_Given problem_: Find each line with the string "title" and copy it.
___ Data excerpts ___
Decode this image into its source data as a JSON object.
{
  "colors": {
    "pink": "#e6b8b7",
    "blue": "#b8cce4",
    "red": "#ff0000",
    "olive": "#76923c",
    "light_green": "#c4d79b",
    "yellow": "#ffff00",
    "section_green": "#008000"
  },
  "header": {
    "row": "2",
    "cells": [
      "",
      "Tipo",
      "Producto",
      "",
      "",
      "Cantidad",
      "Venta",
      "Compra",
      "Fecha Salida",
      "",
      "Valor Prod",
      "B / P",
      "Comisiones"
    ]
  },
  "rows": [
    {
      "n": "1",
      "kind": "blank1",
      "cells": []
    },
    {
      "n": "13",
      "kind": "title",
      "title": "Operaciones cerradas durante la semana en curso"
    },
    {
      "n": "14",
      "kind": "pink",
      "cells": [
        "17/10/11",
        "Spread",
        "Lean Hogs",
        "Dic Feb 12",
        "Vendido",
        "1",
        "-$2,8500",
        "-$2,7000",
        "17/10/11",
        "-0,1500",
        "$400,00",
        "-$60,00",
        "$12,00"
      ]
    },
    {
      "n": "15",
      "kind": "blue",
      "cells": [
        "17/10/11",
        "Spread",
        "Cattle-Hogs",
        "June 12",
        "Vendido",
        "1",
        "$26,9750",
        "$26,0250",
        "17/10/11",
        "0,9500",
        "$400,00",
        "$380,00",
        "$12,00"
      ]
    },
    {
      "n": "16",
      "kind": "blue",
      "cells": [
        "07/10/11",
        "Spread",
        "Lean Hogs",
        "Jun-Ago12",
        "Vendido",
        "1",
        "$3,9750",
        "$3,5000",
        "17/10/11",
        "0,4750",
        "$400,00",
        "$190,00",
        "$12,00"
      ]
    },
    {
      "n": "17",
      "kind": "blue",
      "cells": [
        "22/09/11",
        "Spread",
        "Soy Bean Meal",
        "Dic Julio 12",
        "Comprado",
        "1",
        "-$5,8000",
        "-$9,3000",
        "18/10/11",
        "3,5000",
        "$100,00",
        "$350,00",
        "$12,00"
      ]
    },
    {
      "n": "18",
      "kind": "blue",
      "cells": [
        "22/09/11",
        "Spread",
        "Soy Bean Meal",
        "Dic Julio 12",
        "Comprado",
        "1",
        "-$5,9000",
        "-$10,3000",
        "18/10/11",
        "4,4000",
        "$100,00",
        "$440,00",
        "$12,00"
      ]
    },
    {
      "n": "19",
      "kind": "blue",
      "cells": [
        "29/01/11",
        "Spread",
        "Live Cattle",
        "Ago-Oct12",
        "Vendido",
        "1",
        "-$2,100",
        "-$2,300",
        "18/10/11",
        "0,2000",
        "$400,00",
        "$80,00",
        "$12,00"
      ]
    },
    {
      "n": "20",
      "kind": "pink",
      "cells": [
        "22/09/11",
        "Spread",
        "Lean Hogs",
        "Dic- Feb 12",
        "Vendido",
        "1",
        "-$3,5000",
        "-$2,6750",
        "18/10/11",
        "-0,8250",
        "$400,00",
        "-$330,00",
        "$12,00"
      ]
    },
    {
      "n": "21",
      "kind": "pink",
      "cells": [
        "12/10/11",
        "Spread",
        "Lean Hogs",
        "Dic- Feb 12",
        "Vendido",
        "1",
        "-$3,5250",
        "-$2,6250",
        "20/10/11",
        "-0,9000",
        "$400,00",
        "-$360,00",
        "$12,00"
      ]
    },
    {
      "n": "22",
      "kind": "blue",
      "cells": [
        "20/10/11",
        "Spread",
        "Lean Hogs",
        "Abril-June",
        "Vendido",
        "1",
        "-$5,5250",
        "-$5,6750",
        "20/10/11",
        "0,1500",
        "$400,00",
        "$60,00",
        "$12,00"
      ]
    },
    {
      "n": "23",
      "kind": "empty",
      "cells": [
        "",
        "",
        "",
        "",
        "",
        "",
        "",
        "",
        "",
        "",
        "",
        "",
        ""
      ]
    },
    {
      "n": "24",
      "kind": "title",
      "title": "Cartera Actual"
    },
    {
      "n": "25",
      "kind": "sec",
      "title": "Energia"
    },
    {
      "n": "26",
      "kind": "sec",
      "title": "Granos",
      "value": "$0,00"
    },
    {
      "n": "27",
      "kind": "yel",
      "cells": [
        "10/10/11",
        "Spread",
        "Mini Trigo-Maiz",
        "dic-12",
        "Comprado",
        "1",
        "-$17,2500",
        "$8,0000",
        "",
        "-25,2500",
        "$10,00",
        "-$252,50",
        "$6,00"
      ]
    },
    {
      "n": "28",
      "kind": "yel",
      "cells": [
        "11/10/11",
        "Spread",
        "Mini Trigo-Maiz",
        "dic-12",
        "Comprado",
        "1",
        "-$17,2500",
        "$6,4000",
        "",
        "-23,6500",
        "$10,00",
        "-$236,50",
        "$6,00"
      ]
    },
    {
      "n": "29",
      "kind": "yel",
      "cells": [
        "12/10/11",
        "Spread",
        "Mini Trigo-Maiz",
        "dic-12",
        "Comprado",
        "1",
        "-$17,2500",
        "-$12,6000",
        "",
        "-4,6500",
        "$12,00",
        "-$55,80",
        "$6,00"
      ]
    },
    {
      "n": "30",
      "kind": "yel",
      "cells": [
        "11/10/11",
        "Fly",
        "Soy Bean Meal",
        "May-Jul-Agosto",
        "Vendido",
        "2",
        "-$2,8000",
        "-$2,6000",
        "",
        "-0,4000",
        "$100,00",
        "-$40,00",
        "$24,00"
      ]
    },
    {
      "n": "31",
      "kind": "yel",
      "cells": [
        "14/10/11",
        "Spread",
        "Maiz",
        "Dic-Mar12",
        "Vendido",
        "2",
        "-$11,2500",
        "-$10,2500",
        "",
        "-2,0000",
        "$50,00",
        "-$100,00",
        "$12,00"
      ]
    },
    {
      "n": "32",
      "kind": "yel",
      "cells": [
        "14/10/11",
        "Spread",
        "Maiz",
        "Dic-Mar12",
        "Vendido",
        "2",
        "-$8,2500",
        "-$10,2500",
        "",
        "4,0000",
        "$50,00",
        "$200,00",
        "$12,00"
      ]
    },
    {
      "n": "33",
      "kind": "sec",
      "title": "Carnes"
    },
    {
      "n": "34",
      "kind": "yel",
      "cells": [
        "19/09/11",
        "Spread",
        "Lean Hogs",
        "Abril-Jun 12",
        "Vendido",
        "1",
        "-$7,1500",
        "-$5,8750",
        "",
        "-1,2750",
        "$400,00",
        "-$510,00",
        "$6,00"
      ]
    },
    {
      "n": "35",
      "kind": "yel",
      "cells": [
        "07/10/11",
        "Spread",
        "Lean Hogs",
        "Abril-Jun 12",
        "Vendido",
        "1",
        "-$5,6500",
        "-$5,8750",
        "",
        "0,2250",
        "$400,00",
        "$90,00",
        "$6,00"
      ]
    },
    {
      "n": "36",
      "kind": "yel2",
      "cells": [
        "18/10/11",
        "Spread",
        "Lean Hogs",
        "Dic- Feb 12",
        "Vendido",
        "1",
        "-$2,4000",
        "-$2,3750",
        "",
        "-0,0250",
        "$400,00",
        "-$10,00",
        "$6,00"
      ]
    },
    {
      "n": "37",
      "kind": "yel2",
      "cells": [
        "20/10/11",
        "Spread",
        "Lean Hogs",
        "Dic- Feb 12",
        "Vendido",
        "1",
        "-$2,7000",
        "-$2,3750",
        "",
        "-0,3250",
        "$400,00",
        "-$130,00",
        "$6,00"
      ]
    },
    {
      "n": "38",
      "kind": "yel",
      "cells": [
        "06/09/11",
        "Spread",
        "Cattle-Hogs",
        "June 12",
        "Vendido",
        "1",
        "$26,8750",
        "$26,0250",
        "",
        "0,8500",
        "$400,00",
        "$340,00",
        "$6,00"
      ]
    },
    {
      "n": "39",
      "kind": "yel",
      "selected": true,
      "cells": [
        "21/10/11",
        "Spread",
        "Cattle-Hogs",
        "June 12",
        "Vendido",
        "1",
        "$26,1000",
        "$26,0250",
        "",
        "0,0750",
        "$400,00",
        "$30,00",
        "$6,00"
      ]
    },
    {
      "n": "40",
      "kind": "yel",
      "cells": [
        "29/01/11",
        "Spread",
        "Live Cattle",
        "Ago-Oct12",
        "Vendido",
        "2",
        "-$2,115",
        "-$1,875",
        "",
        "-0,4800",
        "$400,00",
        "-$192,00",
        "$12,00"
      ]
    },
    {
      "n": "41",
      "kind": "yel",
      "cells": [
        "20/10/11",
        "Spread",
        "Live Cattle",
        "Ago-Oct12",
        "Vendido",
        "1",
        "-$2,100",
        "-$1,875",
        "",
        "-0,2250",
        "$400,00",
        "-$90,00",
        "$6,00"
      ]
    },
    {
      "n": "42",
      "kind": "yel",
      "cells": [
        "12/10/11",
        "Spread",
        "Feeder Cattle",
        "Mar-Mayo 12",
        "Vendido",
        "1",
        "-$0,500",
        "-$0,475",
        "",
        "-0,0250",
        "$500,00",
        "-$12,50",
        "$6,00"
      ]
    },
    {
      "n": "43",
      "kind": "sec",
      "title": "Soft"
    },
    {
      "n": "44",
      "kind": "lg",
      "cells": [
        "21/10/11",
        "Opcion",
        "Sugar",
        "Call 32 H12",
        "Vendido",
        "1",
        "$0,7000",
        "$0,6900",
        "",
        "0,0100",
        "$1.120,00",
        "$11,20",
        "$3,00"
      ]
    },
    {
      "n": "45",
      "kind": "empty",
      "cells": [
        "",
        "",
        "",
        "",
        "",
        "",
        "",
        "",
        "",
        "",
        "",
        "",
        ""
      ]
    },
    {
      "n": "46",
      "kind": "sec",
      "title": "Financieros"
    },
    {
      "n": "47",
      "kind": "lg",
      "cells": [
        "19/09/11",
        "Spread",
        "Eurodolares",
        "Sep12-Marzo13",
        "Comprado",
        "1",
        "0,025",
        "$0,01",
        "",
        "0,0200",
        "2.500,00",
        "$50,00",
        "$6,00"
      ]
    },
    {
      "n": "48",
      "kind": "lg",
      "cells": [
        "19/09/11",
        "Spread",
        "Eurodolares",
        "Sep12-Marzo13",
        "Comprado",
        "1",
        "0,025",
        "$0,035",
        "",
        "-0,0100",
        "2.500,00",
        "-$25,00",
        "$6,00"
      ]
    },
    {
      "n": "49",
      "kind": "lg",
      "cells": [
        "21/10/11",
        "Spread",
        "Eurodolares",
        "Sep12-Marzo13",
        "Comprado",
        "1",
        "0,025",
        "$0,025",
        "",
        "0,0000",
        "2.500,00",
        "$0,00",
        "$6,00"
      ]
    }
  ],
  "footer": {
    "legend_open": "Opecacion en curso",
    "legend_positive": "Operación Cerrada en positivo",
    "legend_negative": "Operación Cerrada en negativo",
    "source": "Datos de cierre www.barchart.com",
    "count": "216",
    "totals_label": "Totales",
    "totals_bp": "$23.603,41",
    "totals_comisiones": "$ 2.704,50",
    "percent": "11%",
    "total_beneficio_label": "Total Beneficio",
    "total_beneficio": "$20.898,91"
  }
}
___
_Result of the task_:
      "kind": "title",
      "title": "Operaciones cerradas durante la semana en curso"
      "kind": "title",
      "title": "Cartera Actual"
      "title": "Energia"
      "title": "Granos",
      "title": "Carnes"
      "title": "Soft"
      "title": "Financieros"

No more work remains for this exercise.